[Collected data entries]
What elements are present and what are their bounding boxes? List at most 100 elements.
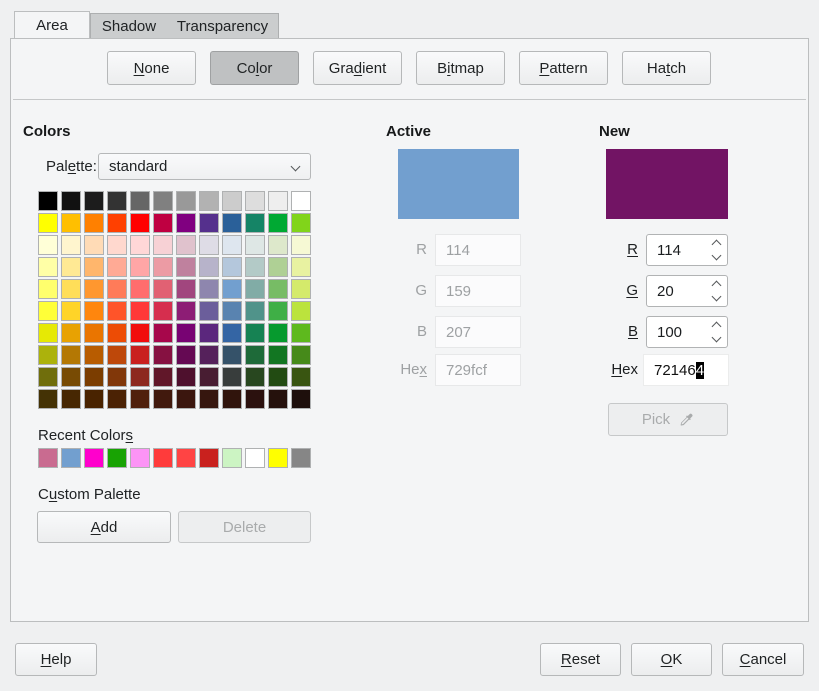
color-button[interactable]: Color — [210, 51, 299, 85]
ok-button[interactable]: OK — [631, 643, 712, 676]
recent-color-swatch[interactable] — [291, 448, 311, 468]
new-b-spinner[interactable]: 100 — [646, 316, 728, 348]
palette-swatch[interactable] — [291, 345, 311, 365]
palette-swatch[interactable] — [199, 191, 219, 211]
palette-swatch[interactable] — [291, 257, 311, 277]
palette-swatch[interactable] — [268, 235, 288, 255]
recent-color-swatch[interactable] — [107, 448, 127, 468]
palette-swatch[interactable] — [130, 389, 150, 409]
pattern-button[interactable]: Pattern — [519, 51, 608, 85]
palette-swatch[interactable] — [245, 279, 265, 299]
palette-swatch[interactable] — [61, 301, 81, 321]
palette-swatch[interactable] — [130, 323, 150, 343]
gradient-button[interactable]: Gradient — [313, 51, 402, 85]
palette-swatch[interactable] — [176, 235, 196, 255]
new-r-spinner[interactable]: 114 — [646, 234, 728, 266]
palette-swatch[interactable] — [245, 191, 265, 211]
palette-swatch[interactable] — [61, 257, 81, 277]
palette-swatch[interactable] — [107, 323, 127, 343]
palette-swatch[interactable] — [38, 345, 58, 365]
palette-swatch[interactable] — [268, 301, 288, 321]
palette-swatch[interactable] — [38, 257, 58, 277]
delete-button[interactable]: Delete — [178, 511, 311, 543]
palette-swatch[interactable] — [222, 257, 242, 277]
tab-area[interactable]: Area — [14, 11, 90, 38]
recent-color-swatch[interactable] — [84, 448, 104, 468]
palette-swatch[interactable] — [222, 301, 242, 321]
spin-down-icon[interactable] — [712, 251, 722, 261]
palette-swatch[interactable] — [222, 191, 242, 211]
palette-swatch[interactable] — [107, 235, 127, 255]
palette-swatch[interactable] — [176, 367, 196, 387]
palette-swatch[interactable] — [268, 367, 288, 387]
palette-swatch[interactable] — [222, 235, 242, 255]
palette-swatch[interactable] — [38, 323, 58, 343]
palette-swatch[interactable] — [176, 191, 196, 211]
palette-swatch[interactable] — [245, 323, 265, 343]
palette-swatch[interactable] — [153, 279, 173, 299]
palette-swatch[interactable] — [291, 213, 311, 233]
cancel-button[interactable]: Cancel — [722, 643, 804, 676]
palette-swatch[interactable] — [153, 323, 173, 343]
palette-swatch[interactable] — [153, 301, 173, 321]
reset-button[interactable]: Reset — [540, 643, 621, 676]
palette-swatch[interactable] — [199, 257, 219, 277]
recent-color-swatch[interactable] — [153, 448, 173, 468]
palette-swatch[interactable] — [130, 191, 150, 211]
palette-swatch[interactable] — [130, 257, 150, 277]
palette-swatch[interactable] — [130, 345, 150, 365]
palette-swatch[interactable] — [199, 213, 219, 233]
palette-swatch[interactable] — [176, 301, 196, 321]
bitmap-button[interactable]: Bitmap — [416, 51, 505, 85]
palette-swatch[interactable] — [268, 213, 288, 233]
palette-swatch[interactable] — [291, 301, 311, 321]
recent-color-swatch[interactable] — [61, 448, 81, 468]
palette-swatch[interactable] — [291, 235, 311, 255]
palette-swatch[interactable] — [107, 213, 127, 233]
new-g-spinner[interactable]: 20 — [646, 275, 728, 307]
palette-swatch[interactable] — [107, 389, 127, 409]
palette-swatch[interactable] — [176, 389, 196, 409]
palette-swatch[interactable] — [199, 279, 219, 299]
help-button[interactable]: Help — [15, 643, 97, 676]
palette-swatch[interactable] — [222, 213, 242, 233]
palette-swatch[interactable] — [130, 301, 150, 321]
palette-swatch[interactable] — [84, 367, 104, 387]
palette-swatch[interactable] — [291, 389, 311, 409]
spin-down-icon[interactable] — [712, 292, 722, 302]
palette-swatch[interactable] — [61, 191, 81, 211]
palette-swatch[interactable] — [153, 257, 173, 277]
palette-swatch[interactable] — [245, 257, 265, 277]
palette-swatch[interactable] — [291, 279, 311, 299]
palette-swatch[interactable] — [107, 367, 127, 387]
tab-transparency[interactable]: Transparency — [167, 14, 278, 38]
spin-up-icon[interactable] — [712, 281, 722, 291]
palette-swatch[interactable] — [199, 345, 219, 365]
palette-swatch[interactable] — [291, 323, 311, 343]
recent-color-swatch[interactable] — [222, 448, 242, 468]
palette-swatch[interactable] — [130, 213, 150, 233]
palette-swatch[interactable] — [153, 191, 173, 211]
palette-swatch[interactable] — [107, 345, 127, 365]
palette-swatch[interactable] — [84, 323, 104, 343]
palette-swatch[interactable] — [130, 235, 150, 255]
palette-swatch[interactable] — [107, 191, 127, 211]
spin-up-icon[interactable] — [712, 322, 722, 332]
palette-swatch[interactable] — [38, 191, 58, 211]
palette-swatch[interactable] — [84, 235, 104, 255]
palette-swatch[interactable] — [84, 257, 104, 277]
palette-swatch[interactable] — [107, 257, 127, 277]
palette-swatch[interactable] — [222, 323, 242, 343]
palette-swatch[interactable] — [176, 279, 196, 299]
hatch-button[interactable]: Hatch — [622, 51, 711, 85]
tab-shadow[interactable]: Shadow — [91, 14, 167, 38]
palette-swatch[interactable] — [84, 213, 104, 233]
palette-swatch[interactable] — [268, 345, 288, 365]
palette-swatch[interactable] — [199, 323, 219, 343]
recent-color-swatch[interactable] — [38, 448, 58, 468]
palette-swatch[interactable] — [84, 345, 104, 365]
spin-up-icon[interactable] — [712, 240, 722, 250]
palette-swatch[interactable] — [291, 191, 311, 211]
palette-swatch[interactable] — [245, 235, 265, 255]
palette-swatch[interactable] — [199, 301, 219, 321]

(BRIEF)
Find each line in the material that contains the string "spinner", and copy those lines. Treat uppercase and lowercase as different.

(SOLUTION TO THE EXERCISE)
new-b-spinner[interactable]: 100 — [646, 316, 728, 348]
new-r-spinner[interactable]: 114 — [646, 234, 728, 266]
new-g-spinner[interactable]: 20 — [646, 275, 728, 307]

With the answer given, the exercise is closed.